Investing in real estate is a great way of building wealth. To start building your real estate portfolio, one smart strategy is to hold onto your starter home after you build or buy your second home. In a healthy real estate market, you will quickly build equity and use the rent to cover your mortgage. However, while becoming a landlord and making money may seem easy, there’s more to succeeding as a landlord. Therefore, before you take the plunge, you may want to read the following guide on how to rent out your first home.
Understand your responsibility as a landlord
First, you should determine whether you can handle the obligations of a landlord. There are several benefits of renting your property, like generating income, deterring vandalism that often happens in empty homes and the ease of tax breaks. However, as a landlord, you have the responsibility to repair and maintain the property, pay your homeowners insurance, collect rent, and screen tenants.
Prepare your home
In the competitive real estate market, you won’t be able to rent out your home as-is. Tenants are choosy and have high expectations. Therefore, you will need to make your home more appealing by deep cleaning your home and ensuring that all appliances are in good working condition. Get electrical installation condition reports to ensure that all electrical appliances, fuse boxes, and wires are working properly.
=======
■ Exercise objective: Edit the rental guide by writing out everything from "Prepare your home" down to "are working properly.", swapping "choosy" for "picky". You won't need the rows after the guide to do anything here.

(Structured page parsing data)
=======
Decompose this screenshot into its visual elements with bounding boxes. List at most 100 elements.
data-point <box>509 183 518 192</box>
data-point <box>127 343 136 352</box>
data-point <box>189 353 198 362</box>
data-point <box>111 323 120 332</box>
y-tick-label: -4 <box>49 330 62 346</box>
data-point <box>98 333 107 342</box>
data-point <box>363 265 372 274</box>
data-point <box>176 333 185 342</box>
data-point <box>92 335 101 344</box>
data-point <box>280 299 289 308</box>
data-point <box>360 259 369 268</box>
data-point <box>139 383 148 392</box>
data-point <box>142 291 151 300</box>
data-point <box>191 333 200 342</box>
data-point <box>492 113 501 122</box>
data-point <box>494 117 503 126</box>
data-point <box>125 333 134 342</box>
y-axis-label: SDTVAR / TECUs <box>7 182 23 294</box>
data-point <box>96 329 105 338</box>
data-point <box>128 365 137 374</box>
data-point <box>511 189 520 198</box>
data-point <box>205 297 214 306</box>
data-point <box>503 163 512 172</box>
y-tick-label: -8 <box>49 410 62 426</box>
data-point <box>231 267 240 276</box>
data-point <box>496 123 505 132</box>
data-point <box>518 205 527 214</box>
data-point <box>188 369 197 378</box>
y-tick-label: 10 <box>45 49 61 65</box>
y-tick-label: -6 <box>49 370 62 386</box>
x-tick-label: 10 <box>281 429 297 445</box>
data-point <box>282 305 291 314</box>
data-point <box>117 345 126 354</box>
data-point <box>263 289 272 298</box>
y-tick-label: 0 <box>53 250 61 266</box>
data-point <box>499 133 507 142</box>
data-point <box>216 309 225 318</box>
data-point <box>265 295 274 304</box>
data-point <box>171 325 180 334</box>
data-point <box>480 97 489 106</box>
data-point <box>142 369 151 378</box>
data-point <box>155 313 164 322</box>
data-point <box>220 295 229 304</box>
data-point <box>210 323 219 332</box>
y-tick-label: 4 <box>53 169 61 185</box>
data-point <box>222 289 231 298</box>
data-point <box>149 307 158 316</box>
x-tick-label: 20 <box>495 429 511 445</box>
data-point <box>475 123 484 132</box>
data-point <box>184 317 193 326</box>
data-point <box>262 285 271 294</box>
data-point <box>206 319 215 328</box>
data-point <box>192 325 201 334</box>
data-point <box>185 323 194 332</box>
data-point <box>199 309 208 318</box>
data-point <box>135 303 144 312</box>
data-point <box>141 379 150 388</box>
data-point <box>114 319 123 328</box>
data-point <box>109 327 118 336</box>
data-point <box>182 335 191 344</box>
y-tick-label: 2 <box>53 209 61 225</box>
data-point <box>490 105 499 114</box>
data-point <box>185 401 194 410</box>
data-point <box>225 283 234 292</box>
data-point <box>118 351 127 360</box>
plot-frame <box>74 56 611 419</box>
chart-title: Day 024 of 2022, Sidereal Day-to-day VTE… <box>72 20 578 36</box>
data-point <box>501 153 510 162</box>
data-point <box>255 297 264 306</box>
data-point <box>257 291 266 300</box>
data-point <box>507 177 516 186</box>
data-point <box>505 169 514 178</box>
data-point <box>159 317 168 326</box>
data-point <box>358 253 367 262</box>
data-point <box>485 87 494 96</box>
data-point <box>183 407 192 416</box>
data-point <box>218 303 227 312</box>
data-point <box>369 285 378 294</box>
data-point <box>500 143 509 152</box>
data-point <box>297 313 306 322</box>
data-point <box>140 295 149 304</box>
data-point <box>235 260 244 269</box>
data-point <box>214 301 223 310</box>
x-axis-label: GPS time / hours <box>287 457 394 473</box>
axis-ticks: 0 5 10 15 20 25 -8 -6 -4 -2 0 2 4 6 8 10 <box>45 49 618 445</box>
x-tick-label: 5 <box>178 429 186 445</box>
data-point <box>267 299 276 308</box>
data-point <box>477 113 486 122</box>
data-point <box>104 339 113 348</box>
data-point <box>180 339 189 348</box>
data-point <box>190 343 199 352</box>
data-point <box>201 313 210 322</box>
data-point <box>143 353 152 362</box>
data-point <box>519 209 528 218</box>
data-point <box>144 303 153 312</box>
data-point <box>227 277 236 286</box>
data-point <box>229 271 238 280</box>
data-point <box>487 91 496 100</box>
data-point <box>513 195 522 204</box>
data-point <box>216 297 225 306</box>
=======
■ Solved exercise:
Prepare your home
In the competitive real estate market, you won’t be able to rent out your home as-is. Tenants are picky and have high expectations. Therefore, you will need to make your home more appealing by deep cleaning your home and ensuring that all appliances are in good working condition. Get electrical installation condition reports to ensure that all electrical appliances, fuse boxes, and wires are working properly.